[Data excerpts]
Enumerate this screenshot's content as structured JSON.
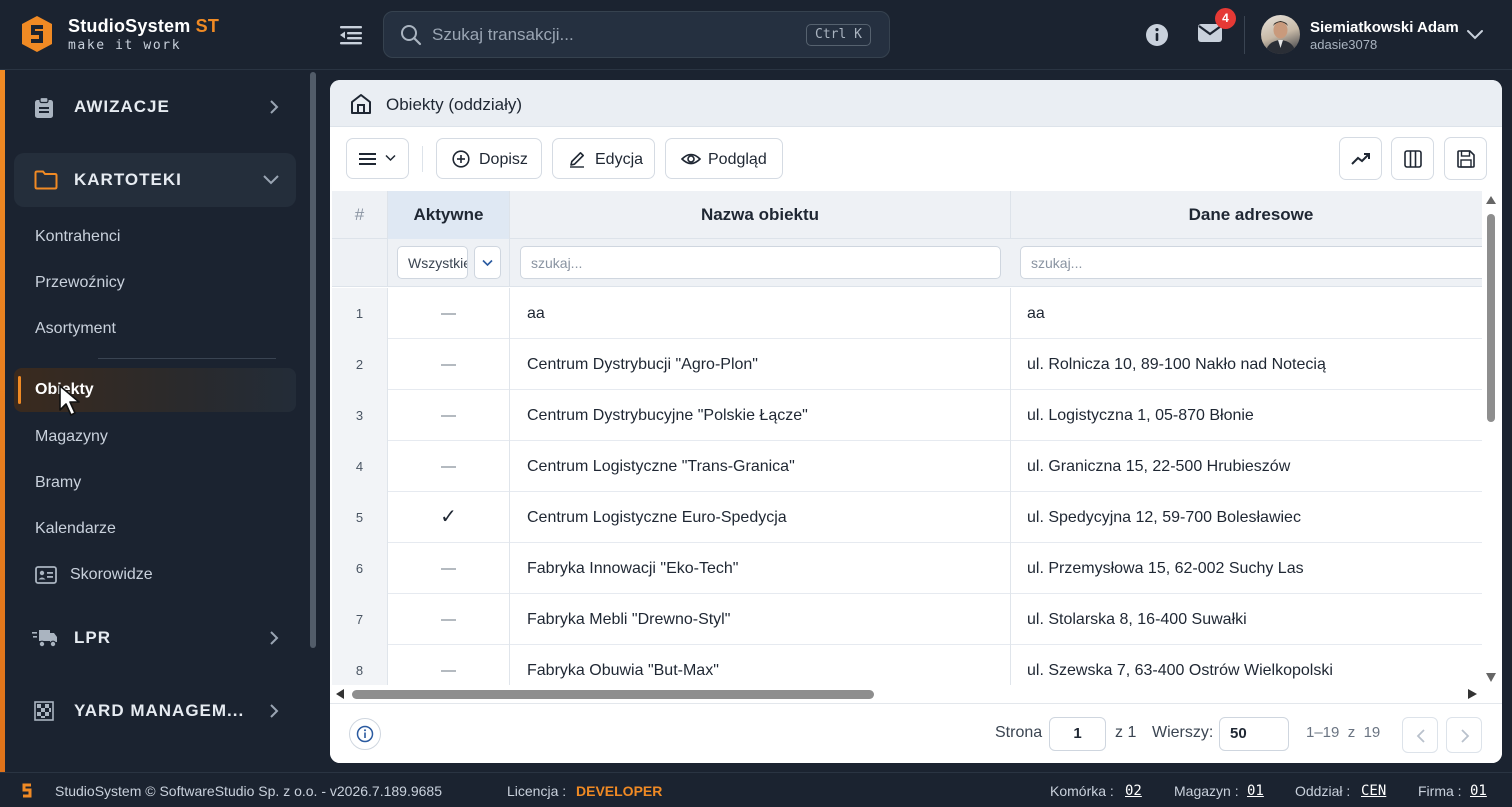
{
  "app": {
    "name": "StudioSystem",
    "name_suffix": "ST",
    "tagline": "make it work",
    "brand_color": "#f08a24"
  },
  "header": {
    "search_placeholder": "Szukaj transakcji...",
    "search_shortcut": "Ctrl K",
    "notifications_count": "4",
    "user_name": "Siemiatkowski Adam",
    "user_login": "adasie3078"
  },
  "sidebar": {
    "sections": [
      {
        "label": "AWIZACJE",
        "icon": "clipboard-icon",
        "expanded": false
      },
      {
        "label": "KARTOTEKI",
        "icon": "folder-icon",
        "expanded": true
      },
      {
        "label": "LPR",
        "icon": "truck-icon",
        "expanded": false
      },
      {
        "label": "YARD MANAGEM...",
        "icon": "grid-pattern-icon",
        "expanded": false
      }
    ],
    "items": [
      "Kontrahenci",
      "Przewoźnicy",
      "Asortyment",
      "Obiekty",
      "Magazyny",
      "Bramy",
      "Kalendarze",
      "Skorowidze"
    ],
    "active_item": "Obiekty"
  },
  "page": {
    "title": "Obiekty (oddziały)"
  },
  "toolbar": {
    "add_label": "Dopisz",
    "edit_label": "Edycja",
    "preview_label": "Podgląd"
  },
  "grid": {
    "col_index": "#",
    "col_active": "Aktywne",
    "col_name": "Nazwa obiektu",
    "col_address": "Dane adresowe",
    "filter_active_value": "Wszystkie",
    "filter_placeholder": "szukaj...",
    "rows": [
      {
        "n": "1",
        "active": "—",
        "name": "aa",
        "address": "aa"
      },
      {
        "n": "2",
        "active": "—",
        "name": "Centrum Dystrybucji \"Agro-Plon\"",
        "address": "ul. Rolnicza 10, 89-100 Nakło nad Notecią"
      },
      {
        "n": "3",
        "active": "—",
        "name": "Centrum Dystrybucyjne \"Polskie Łącze\"",
        "address": "ul. Logistyczna 1, 05-870 Błonie"
      },
      {
        "n": "4",
        "active": "—",
        "name": "Centrum Logistyczne \"Trans-Granica\"",
        "address": "ul. Graniczna 15, 22-500 Hrubieszów"
      },
      {
        "n": "5",
        "active": "✓",
        "name": "Centrum Logistyczne Euro-Spedycja",
        "address": "ul. Spedycyjna 12, 59-700 Bolesławiec"
      },
      {
        "n": "6",
        "active": "—",
        "name": "Fabryka Innowacji \"Eko-Tech\"",
        "address": "ul. Przemysłowa 15, 62-002 Suchy Las"
      },
      {
        "n": "7",
        "active": "—",
        "name": "Fabryka Mebli \"Drewno-Styl\"",
        "address": "ul. Stolarska 8, 16-400 Suwałki"
      },
      {
        "n": "8",
        "active": "—",
        "name": "Fabryka Obuwia \"But-Max\"",
        "address": "ul. Szewska 7, 63-400 Ostrów Wielkopolski"
      }
    ]
  },
  "pagination": {
    "page_label": "Strona",
    "page_value": "1",
    "of_label": "z 1",
    "rows_label": "Wierszy:",
    "rows_value": "50",
    "range": "1–19",
    "range_of": "z",
    "total": "19"
  },
  "statusbar": {
    "copyright": "StudioSystem © SoftwareStudio Sp. z o.o. - v2026.7.189.9685",
    "license_label": "Licencja :",
    "license_value": "DEVELOPER",
    "cell_label": "Komórka :",
    "cell_value": "02",
    "warehouse_label": "Magazyn :",
    "warehouse_value": "01",
    "branch_label": "Oddział :",
    "branch_value": "CEN",
    "company_label": "Firma :",
    "company_value": "01"
  }
}
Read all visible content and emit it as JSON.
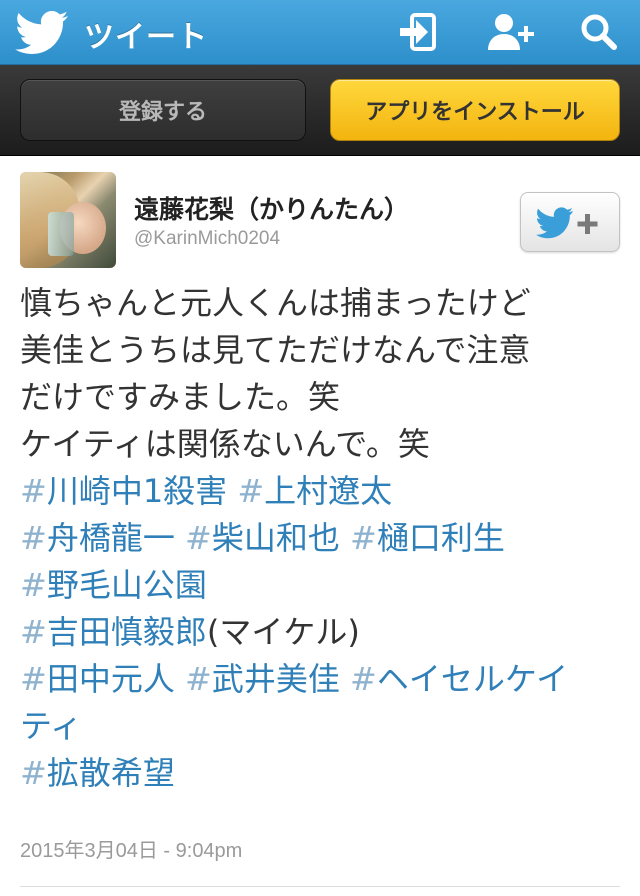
{
  "header": {
    "title": "ツイート",
    "brand_color": "#2d8fcb",
    "icons": [
      "twitter-bird-icon",
      "sign-in-icon",
      "follow-user-icon",
      "search-icon"
    ]
  },
  "toolbar": {
    "register_label": "登録する",
    "install_label": "アプリをインストール"
  },
  "tweet": {
    "user_name": "遠藤花梨（かりんたん）",
    "handle": "@KarinMich0204",
    "lines": [
      [
        {
          "text": "慎ちゃんと元人くんは捕まったけど"
        }
      ],
      [
        {
          "text": "美佳とうちは見てただけなんで注意"
        }
      ],
      [
        {
          "text": "だけですみました。笑"
        }
      ],
      [
        {
          "text": "ケイティは関係ないんで。笑"
        }
      ],
      [
        {
          "hash": "#",
          "tag": "川崎中1殺害"
        },
        {
          "text": " "
        },
        {
          "hash": "#",
          "tag": "上村遼太"
        }
      ],
      [
        {
          "hash": "#",
          "tag": "舟橋龍一"
        },
        {
          "text": " "
        },
        {
          "hash": "#",
          "tag": "柴山和也"
        },
        {
          "text": " "
        },
        {
          "hash": "#",
          "tag": "樋口利生"
        }
      ],
      [
        {
          "hash": "#",
          "tag": "野毛山公園"
        }
      ],
      [
        {
          "hash": "#",
          "tag": "吉田慎毅郎"
        },
        {
          "text": "(マイケル)"
        }
      ],
      [
        {
          "hash": "#",
          "tag": "田中元人"
        },
        {
          "text": " "
        },
        {
          "hash": "#",
          "tag": "武井美佳"
        },
        {
          "text": " "
        },
        {
          "hash": "#",
          "tag": "ヘイセルケイ"
        }
      ],
      [
        {
          "tag": "ティ"
        }
      ],
      [
        {
          "hash": "#",
          "tag": "拡散希望"
        }
      ]
    ],
    "timestamp": "2015年3月04日 - 9:04pm",
    "hashtag_color": "#2f7fb8"
  }
}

◆ **WORK TO COMPLETE**: Each line in the entries above that includes the string "Obiekty" should be extracted.

◆ **THE COMPLETED TASK**:
      "Obiekty",
    "active_item": "Obiekty"
    "title": "Obiekty (oddziały)"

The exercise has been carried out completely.